„Menschen wird zunehmend fremd, wofür Glaube und Kirche stehen“

Landesbischof Christoph Meyns verabschiedet sich in den Ruhestand. Foto: Schulze / epd
Landesbischof Christoph Meyns verabschiedet sich in den Ruhestand. Foto: Schulze / epd

Christoph Meyns tritt nach elf Jahren als Landes­bi­schof der Landes­kirche Braun­schweig dankbar in den Ruhestand.

Mit einem Gottes­dienst im Braun­schweiger Dom verab­schiedet sich Landes­bi­schof Dr. Christoph Meyns am Sonnabend, 5. Juli (11 Uhr) in den Ruhestand. Meyns war im November 2013 von der Landes­synode als Nachfolger von Prof. Dr. Friedrich Weber gewählt worden. Er hat sich als Experte für Reform­pro­zesse in der Nordkirche hervor­getan.

In der Landes­kirche Braun­schweig hat er unter anderem einen „Zukunfts­pro­zess“ angestoßen, der sich zum Ziel gesetzt hat, die evange­li­sche Kirche im Braun­schweiger Land neu aufzu­stellen. Um seine Nachfolge bewerben sich die Berli­nerin Dr. Christina-Maria Bammel (52) und der Münchner Dr. Norbert Roth (51).

Die Wahl findet im Rahmen der Landes­synode am 22. November statt. Im Oktober stellen sich beide im Braun­schweiger Dom vor. Mit dem ausschei­denden Landes­bi­schof führte Der Löwe – das Portal für das Braun­schwei­gi­sche ein ausführ­li­ches Interview:

Herr Meyns, mit welchen persön­li­chen Gefühlen gehen Sie nach einem erfüllten Arbeits­leben im Dienst der Kirche und nach elf Jahren an der Spitze der Landes­kirche Braun­schweig in den Ruhestand?

Ich verlasse die Landes­kirche mit großer Dankbar­keit für die vergan­genen elf Jahre und die vielen Begeg­nungen mit tollen Menschen. Ich gehe mit einem lachenden und einem weinenden Auge. Einer­seits bin ich froh, die Verant­wor­tung abgeben zu können. Anderer­seits war ich sehr gerne im Braun­schweiger Land. Der Ruhestand ist jetzt noch einmal ein Aufbruch in eine neue Lebens­phase, den ich ganz bewusst gehe und darin den Abstand zu der Rolle als Landes­bi­schof suche.

“Wir müssen uns auch inhalt­lich neu aufstellen”

Wie hinter­lassen Sie die Landes­kirche Braun­schweig?

AUFGABENSTELLUNG →
In welchem Monat und Jahr wurde Christoph Meyns laut dem Bericht über seinen Abschied von der Landessynode zum Landesbischof gewählt?

BEREITGESTELLTE ANGABEN →
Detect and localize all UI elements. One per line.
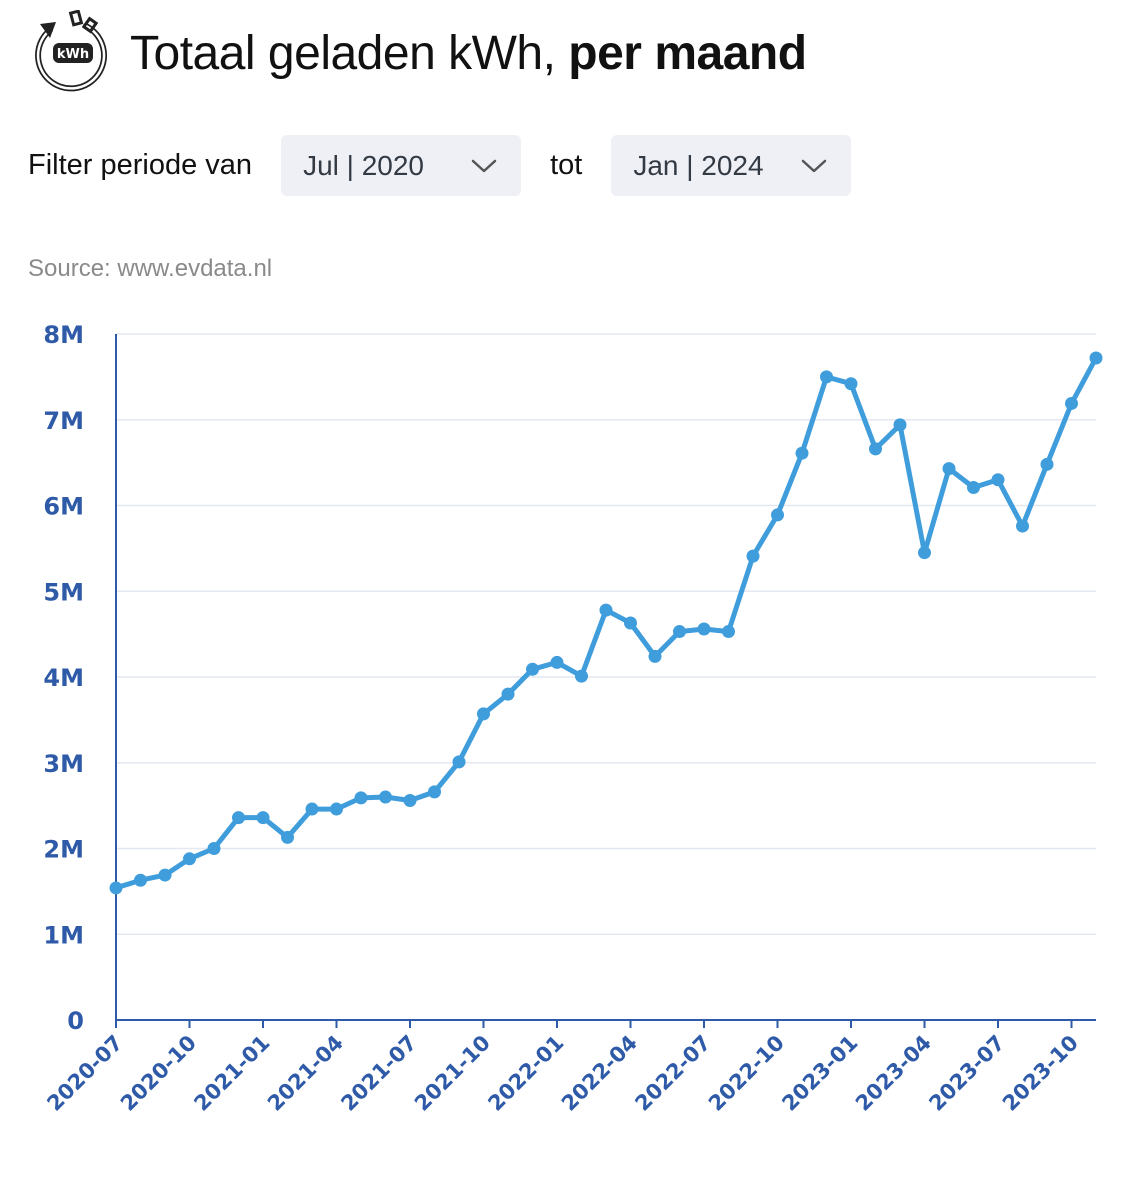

LÖSUNG →
Im November 2013.